_MATERIALS PROVIDED_.
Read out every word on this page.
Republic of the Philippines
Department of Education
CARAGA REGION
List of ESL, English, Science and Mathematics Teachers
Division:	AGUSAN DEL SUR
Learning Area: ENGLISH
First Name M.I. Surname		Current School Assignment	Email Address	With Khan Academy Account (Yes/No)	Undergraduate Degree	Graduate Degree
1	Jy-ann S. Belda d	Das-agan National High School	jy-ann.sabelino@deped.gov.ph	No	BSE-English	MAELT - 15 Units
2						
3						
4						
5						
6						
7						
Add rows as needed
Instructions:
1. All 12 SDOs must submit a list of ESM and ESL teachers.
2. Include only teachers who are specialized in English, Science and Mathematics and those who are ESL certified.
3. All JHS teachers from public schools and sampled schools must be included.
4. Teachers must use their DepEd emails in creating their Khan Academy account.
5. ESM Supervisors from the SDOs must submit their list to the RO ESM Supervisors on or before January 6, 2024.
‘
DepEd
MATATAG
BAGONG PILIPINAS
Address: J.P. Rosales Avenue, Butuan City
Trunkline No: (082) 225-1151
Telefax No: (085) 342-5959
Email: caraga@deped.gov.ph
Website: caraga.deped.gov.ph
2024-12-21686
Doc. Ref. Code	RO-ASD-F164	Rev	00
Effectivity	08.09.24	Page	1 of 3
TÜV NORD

...

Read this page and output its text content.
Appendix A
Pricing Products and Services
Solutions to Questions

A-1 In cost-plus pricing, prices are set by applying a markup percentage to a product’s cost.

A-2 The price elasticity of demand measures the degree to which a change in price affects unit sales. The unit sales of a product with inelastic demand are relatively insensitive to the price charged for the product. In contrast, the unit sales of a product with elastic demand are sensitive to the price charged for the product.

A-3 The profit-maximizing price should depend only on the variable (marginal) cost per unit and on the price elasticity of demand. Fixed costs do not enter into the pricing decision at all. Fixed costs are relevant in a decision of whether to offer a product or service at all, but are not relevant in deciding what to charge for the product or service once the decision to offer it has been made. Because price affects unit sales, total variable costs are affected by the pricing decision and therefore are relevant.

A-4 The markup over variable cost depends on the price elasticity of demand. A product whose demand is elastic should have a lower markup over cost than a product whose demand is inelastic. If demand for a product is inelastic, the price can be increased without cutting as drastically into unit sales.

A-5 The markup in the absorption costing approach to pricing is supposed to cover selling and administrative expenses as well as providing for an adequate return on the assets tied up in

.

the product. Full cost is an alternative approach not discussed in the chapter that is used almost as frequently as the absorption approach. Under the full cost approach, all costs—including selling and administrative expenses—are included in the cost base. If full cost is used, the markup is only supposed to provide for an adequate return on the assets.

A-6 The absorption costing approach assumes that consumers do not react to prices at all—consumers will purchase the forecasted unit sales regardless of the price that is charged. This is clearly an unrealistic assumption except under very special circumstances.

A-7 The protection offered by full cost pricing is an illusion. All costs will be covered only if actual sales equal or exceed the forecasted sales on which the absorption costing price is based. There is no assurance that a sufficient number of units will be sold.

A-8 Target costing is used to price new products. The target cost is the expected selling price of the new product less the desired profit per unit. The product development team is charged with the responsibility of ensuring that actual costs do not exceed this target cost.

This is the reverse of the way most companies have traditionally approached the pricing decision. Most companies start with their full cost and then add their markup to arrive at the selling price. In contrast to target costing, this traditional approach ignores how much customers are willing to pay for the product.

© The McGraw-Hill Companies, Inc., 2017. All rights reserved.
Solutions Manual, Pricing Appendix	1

* * *

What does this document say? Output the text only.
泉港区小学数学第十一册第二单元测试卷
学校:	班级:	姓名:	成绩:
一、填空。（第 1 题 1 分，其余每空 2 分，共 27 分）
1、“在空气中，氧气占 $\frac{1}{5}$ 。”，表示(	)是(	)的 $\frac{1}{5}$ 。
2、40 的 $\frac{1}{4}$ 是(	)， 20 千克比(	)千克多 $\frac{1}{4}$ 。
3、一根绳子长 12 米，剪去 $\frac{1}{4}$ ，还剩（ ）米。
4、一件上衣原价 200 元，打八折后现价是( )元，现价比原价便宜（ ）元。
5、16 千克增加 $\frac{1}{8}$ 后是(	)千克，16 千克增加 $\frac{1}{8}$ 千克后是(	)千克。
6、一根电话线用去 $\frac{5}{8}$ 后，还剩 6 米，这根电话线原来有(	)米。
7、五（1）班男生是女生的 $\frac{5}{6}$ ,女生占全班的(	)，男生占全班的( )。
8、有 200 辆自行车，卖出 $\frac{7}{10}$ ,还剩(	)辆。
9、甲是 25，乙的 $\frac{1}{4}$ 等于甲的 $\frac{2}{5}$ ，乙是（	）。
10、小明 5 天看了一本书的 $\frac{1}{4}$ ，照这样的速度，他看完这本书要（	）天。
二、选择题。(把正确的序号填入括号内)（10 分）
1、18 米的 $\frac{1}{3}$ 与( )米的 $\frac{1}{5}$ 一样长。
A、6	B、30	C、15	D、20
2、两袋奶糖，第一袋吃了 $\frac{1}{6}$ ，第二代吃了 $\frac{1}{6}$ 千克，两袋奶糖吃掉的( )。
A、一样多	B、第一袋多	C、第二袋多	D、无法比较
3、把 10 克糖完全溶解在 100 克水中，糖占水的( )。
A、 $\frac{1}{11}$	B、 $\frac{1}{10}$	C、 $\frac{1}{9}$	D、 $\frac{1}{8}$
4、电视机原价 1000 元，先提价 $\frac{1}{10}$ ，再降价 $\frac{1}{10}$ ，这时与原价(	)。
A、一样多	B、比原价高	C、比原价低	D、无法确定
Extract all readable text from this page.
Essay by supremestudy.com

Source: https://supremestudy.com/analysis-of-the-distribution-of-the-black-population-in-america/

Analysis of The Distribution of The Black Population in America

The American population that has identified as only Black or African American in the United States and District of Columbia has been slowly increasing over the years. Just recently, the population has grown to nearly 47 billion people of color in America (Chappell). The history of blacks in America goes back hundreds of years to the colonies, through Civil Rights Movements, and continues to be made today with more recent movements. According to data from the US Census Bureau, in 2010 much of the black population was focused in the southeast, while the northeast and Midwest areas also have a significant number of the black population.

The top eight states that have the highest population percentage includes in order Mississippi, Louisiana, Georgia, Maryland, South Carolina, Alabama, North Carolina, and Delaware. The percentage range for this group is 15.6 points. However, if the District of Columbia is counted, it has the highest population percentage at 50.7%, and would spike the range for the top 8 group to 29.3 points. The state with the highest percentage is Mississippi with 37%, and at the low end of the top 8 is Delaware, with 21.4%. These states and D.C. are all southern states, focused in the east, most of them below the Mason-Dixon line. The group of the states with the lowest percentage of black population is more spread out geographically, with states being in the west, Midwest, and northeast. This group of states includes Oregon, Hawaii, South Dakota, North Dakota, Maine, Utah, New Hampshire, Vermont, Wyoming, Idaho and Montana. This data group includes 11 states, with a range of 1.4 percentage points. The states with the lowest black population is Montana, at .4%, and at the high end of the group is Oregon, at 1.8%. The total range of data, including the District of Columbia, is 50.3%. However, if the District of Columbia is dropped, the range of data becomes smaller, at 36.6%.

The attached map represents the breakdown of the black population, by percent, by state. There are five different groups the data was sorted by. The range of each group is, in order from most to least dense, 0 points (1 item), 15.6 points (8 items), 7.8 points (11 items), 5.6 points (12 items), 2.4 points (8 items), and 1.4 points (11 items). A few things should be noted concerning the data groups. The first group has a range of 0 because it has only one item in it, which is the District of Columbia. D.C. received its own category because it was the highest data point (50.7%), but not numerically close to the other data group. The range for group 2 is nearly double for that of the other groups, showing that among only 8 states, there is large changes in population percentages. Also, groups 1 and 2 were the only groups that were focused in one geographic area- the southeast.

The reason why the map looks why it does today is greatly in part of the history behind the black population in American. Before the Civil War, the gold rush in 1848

_WHAT YOU HAVE TO DO_. Of the lines above, copy each that contains "Science".

_ANSWER TO THE EXERCISE_.
List of ESL, English, Science and Mathematics Teachers
2. Include only teachers who are specialized in English, Science and Mathematics and those who are ESL certified.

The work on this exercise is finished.